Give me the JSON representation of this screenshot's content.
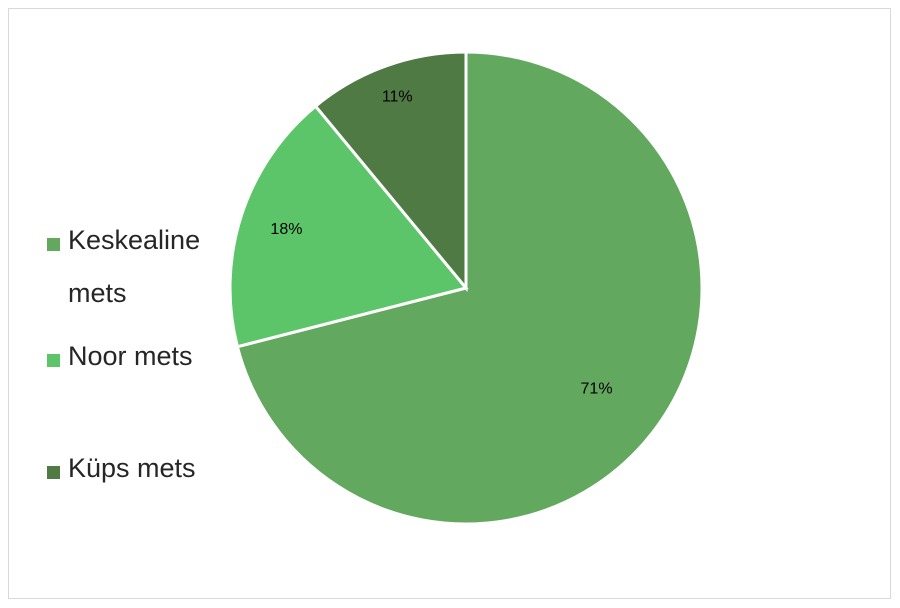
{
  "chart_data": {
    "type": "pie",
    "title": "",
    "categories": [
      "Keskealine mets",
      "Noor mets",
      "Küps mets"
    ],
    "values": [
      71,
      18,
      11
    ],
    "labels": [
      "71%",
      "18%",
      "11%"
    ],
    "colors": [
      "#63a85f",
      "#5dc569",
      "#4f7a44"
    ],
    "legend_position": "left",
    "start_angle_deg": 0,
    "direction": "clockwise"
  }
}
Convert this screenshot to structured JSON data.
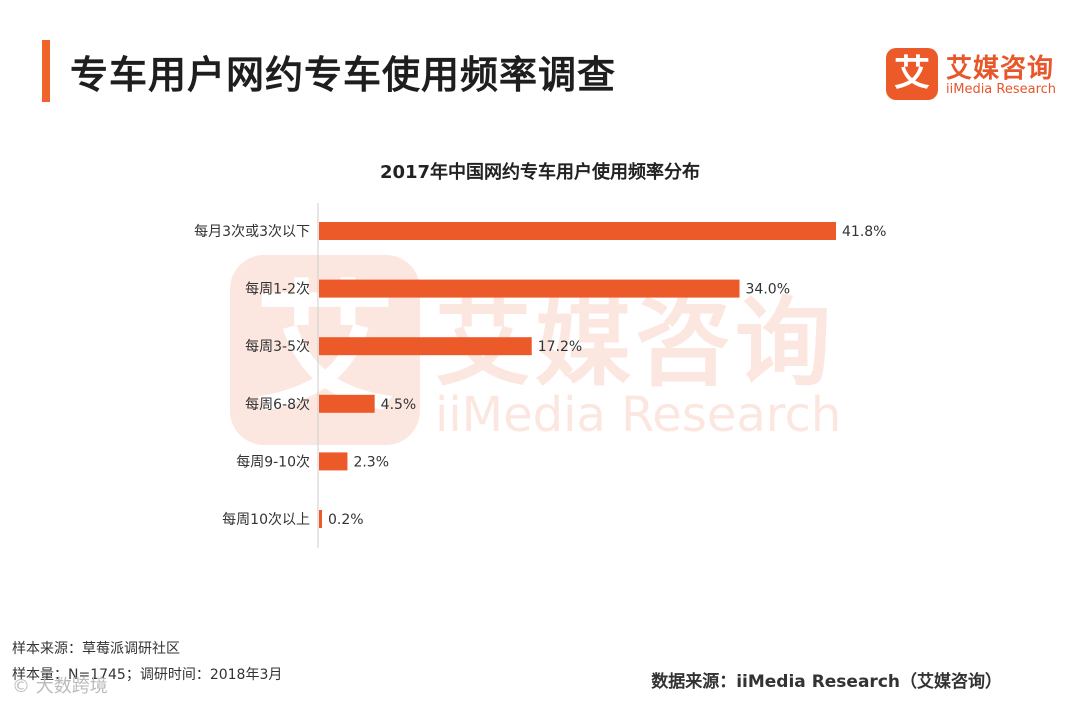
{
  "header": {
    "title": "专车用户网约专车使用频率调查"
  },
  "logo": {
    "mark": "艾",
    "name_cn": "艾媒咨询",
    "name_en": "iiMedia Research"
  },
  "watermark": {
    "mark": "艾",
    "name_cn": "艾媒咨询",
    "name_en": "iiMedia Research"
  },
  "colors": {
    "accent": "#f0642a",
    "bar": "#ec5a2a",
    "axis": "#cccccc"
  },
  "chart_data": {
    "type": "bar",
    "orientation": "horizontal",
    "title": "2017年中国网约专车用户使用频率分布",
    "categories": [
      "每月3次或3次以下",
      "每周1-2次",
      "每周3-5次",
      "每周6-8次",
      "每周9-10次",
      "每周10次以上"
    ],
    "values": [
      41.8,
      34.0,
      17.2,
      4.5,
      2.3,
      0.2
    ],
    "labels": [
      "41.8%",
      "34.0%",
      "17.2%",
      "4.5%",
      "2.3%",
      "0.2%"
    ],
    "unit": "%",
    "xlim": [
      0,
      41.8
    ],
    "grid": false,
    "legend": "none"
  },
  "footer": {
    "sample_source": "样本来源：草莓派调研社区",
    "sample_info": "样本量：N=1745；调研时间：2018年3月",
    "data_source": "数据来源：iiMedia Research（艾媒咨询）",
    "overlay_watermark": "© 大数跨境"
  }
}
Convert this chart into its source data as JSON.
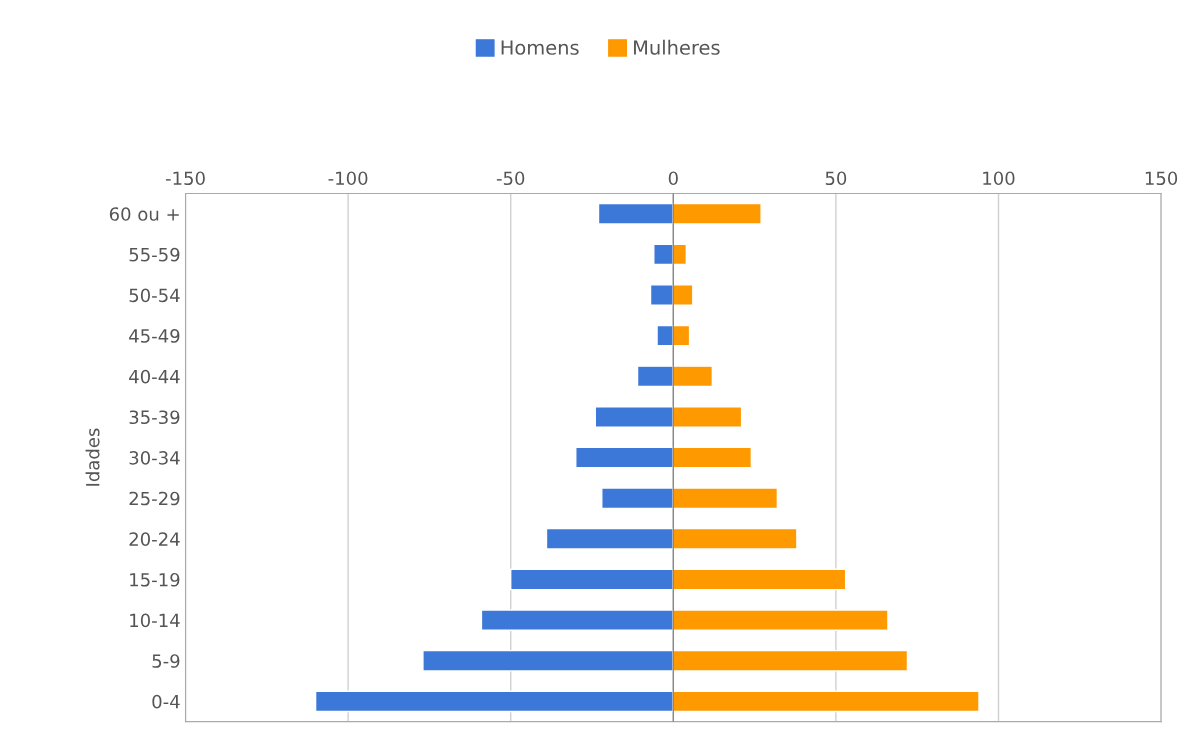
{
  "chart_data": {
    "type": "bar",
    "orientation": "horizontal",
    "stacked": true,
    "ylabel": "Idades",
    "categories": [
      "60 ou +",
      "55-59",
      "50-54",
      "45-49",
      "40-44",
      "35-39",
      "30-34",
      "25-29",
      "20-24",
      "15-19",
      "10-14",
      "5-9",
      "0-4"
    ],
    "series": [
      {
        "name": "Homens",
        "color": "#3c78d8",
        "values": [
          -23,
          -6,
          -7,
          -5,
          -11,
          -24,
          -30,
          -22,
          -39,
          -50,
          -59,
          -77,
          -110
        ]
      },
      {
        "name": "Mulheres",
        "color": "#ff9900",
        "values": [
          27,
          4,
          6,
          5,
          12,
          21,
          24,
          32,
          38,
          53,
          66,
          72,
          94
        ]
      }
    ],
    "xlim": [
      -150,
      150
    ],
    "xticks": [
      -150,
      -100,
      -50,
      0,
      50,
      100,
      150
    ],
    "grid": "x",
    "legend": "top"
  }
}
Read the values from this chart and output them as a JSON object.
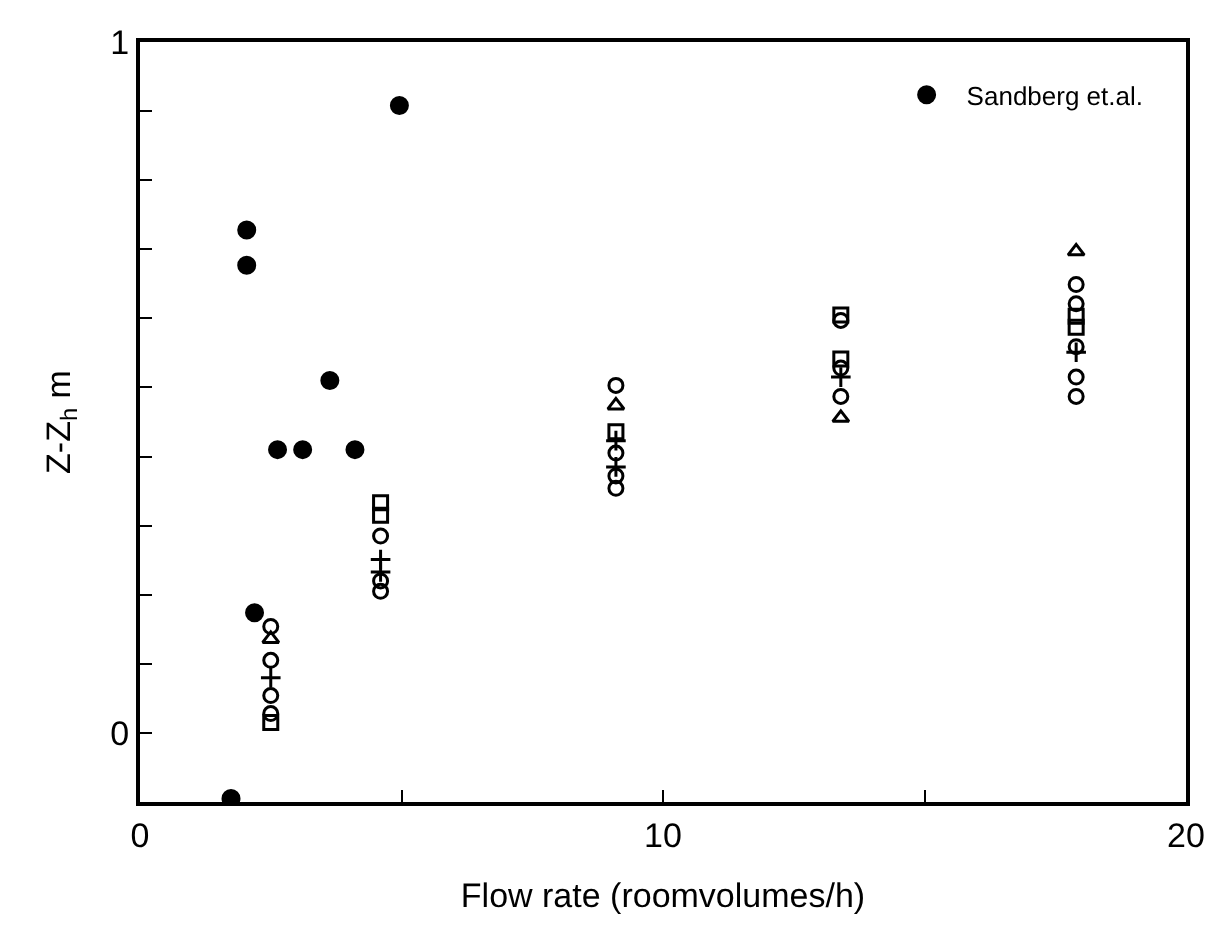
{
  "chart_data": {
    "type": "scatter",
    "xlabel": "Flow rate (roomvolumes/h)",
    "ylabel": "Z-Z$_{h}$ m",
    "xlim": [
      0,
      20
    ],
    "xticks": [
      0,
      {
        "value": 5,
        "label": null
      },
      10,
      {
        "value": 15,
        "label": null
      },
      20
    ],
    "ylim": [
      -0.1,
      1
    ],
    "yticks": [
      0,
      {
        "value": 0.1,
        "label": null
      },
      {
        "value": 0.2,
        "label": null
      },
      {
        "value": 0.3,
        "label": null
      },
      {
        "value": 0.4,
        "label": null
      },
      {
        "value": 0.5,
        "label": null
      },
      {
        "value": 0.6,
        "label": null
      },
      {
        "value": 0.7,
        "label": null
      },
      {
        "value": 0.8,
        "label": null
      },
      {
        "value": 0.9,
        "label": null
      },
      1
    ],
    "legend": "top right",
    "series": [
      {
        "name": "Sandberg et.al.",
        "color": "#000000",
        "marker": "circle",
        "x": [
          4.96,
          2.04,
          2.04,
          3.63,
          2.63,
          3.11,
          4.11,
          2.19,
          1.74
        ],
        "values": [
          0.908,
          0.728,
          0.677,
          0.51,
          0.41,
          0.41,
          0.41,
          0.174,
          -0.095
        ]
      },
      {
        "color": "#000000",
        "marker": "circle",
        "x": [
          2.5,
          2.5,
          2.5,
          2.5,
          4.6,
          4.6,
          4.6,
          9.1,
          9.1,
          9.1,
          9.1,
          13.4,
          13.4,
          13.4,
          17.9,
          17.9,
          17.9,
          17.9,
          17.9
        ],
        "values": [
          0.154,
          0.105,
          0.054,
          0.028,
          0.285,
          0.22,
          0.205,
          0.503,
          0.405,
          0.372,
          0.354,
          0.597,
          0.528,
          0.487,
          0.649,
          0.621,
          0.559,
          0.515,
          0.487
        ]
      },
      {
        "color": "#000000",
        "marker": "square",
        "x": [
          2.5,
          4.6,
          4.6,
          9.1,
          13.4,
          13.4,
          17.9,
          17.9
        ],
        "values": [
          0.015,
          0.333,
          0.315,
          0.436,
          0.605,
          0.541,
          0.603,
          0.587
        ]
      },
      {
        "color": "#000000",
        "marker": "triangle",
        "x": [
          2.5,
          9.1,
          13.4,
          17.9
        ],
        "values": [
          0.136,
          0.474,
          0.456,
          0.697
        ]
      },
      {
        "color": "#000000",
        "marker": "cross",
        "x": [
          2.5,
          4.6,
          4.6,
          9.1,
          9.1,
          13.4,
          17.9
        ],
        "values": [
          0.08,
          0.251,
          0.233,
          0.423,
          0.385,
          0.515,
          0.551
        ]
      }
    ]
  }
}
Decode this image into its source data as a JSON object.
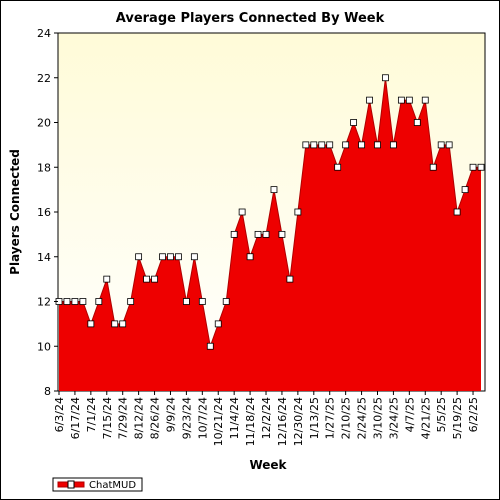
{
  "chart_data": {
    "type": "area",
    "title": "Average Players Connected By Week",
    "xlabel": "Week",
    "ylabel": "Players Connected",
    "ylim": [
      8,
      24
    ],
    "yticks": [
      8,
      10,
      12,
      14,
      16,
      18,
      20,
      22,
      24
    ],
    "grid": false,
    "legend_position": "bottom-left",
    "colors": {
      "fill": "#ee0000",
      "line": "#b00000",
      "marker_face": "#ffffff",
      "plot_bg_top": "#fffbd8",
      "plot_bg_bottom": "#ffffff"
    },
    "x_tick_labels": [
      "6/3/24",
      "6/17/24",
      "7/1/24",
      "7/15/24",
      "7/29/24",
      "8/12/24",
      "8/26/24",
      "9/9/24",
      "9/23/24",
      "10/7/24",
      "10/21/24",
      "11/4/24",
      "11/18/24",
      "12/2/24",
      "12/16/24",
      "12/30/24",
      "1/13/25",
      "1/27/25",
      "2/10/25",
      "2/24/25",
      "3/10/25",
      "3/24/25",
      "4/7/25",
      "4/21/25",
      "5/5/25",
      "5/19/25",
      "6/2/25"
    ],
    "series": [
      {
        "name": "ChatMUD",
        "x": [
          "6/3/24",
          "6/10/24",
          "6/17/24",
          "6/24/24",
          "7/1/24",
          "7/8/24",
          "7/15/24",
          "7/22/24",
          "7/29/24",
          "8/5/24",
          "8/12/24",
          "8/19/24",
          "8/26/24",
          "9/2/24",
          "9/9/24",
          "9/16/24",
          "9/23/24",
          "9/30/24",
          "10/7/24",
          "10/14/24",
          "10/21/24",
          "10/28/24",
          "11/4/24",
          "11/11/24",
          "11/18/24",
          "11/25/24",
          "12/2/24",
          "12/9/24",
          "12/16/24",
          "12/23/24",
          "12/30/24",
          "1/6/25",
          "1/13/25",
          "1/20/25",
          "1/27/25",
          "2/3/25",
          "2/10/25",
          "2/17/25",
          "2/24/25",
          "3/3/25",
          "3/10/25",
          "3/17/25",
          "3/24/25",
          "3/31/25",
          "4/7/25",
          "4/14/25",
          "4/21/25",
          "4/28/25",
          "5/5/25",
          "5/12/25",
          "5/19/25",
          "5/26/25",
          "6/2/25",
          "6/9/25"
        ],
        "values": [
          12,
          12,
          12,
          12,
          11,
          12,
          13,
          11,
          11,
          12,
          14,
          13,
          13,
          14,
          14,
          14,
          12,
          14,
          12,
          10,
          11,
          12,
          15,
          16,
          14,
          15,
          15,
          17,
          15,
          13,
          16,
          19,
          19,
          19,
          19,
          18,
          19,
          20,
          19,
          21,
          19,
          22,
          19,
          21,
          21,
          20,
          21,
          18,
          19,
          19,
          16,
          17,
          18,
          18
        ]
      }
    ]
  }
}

□ □ □ □

## THE REQUEST:
Report the number of lines above containing the word "left", with no other text.

## RESPONSE TO THE EXERCISE:
2